--- start Provided entries ---

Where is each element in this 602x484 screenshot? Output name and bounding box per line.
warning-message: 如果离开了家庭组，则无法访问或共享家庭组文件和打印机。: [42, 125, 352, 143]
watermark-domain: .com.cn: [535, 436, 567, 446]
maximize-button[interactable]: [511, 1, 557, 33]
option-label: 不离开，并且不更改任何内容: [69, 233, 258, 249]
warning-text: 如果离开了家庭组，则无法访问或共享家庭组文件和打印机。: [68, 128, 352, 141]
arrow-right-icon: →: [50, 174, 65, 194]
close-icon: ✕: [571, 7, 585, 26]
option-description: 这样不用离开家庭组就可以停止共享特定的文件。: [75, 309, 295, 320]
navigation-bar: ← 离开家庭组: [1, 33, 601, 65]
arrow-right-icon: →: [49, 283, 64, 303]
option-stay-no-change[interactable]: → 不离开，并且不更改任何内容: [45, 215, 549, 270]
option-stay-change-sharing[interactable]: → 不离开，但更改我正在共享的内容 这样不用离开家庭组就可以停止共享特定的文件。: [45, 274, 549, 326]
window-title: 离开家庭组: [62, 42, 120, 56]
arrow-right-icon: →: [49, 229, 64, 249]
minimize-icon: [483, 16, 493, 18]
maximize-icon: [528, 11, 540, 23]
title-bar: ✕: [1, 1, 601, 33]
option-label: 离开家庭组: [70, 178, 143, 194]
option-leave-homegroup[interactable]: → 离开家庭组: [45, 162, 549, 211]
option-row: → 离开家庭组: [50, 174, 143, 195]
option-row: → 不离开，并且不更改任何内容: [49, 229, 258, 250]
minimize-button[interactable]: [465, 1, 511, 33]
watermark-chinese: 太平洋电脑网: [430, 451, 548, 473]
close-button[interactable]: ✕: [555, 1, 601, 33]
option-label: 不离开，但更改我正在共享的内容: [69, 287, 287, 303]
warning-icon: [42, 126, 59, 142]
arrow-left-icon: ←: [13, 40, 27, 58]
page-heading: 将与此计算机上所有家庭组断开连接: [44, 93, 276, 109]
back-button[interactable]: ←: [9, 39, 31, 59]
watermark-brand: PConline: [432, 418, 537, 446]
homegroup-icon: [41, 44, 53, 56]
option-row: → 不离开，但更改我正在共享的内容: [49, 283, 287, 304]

--- end Provided entries ---

**Objective:** Copy every line of the records above without changing a single character.

**Solution for this exercise:**
Where is each element in this 602x484 screenshot? Output name and bounding box per line.
warning-message: 如果离开了家庭组，则无法访问或共享家庭组文件和打印机。: [42, 125, 352, 143]
watermark-domain: .com.cn: [535, 436, 567, 446]
maximize-button[interactable]: [511, 1, 557, 33]
option-label: 不离开，并且不更改任何内容: [69, 233, 258, 249]
warning-text: 如果离开了家庭组，则无法访问或共享家庭组文件和打印机。: [68, 128, 352, 141]
arrow-right-icon: →: [50, 174, 65, 194]
close-icon: ✕: [571, 7, 585, 26]
option-description: 这样不用离开家庭组就可以停止共享特定的文件。: [75, 309, 295, 320]
navigation-bar: ← 离开家庭组: [1, 33, 601, 65]
arrow-right-icon: →: [49, 283, 64, 303]
option-stay-no-change[interactable]: → 不离开，并且不更改任何内容: [45, 215, 549, 270]
option-stay-change-sharing[interactable]: → 不离开，但更改我正在共享的内容 这样不用离开家庭组就可以停止共享特定的文件。: [45, 274, 549, 326]
window-title: 离开家庭组: [62, 42, 120, 56]
arrow-right-icon: →: [49, 229, 64, 249]
minimize-icon: [483, 16, 493, 18]
maximize-icon: [528, 11, 540, 23]
title-bar: ✕: [1, 1, 601, 33]
option-label: 离开家庭组: [70, 178, 143, 194]
option-leave-homegroup[interactable]: → 离开家庭组: [45, 162, 549, 211]
option-row: → 离开家庭组: [50, 174, 143, 195]
option-row: → 不离开，并且不更改任何内容: [49, 229, 258, 250]
minimize-button[interactable]: [465, 1, 511, 33]
watermark-chinese: 太平洋电脑网: [430, 451, 548, 473]
close-button[interactable]: ✕: [555, 1, 601, 33]
option-label: 不离开，但更改我正在共享的内容: [69, 287, 287, 303]
warning-icon: [42, 126, 59, 142]
arrow-left-icon: ←: [13, 40, 27, 58]
page-heading: 将与此计算机上所有家庭组断开连接: [44, 93, 276, 109]
back-button[interactable]: ←: [9, 39, 31, 59]
watermark-brand: PConline: [432, 418, 537, 446]
homegroup-icon: [41, 44, 53, 56]
option-row: → 不离开，但更改我正在共享的内容: [49, 283, 287, 304]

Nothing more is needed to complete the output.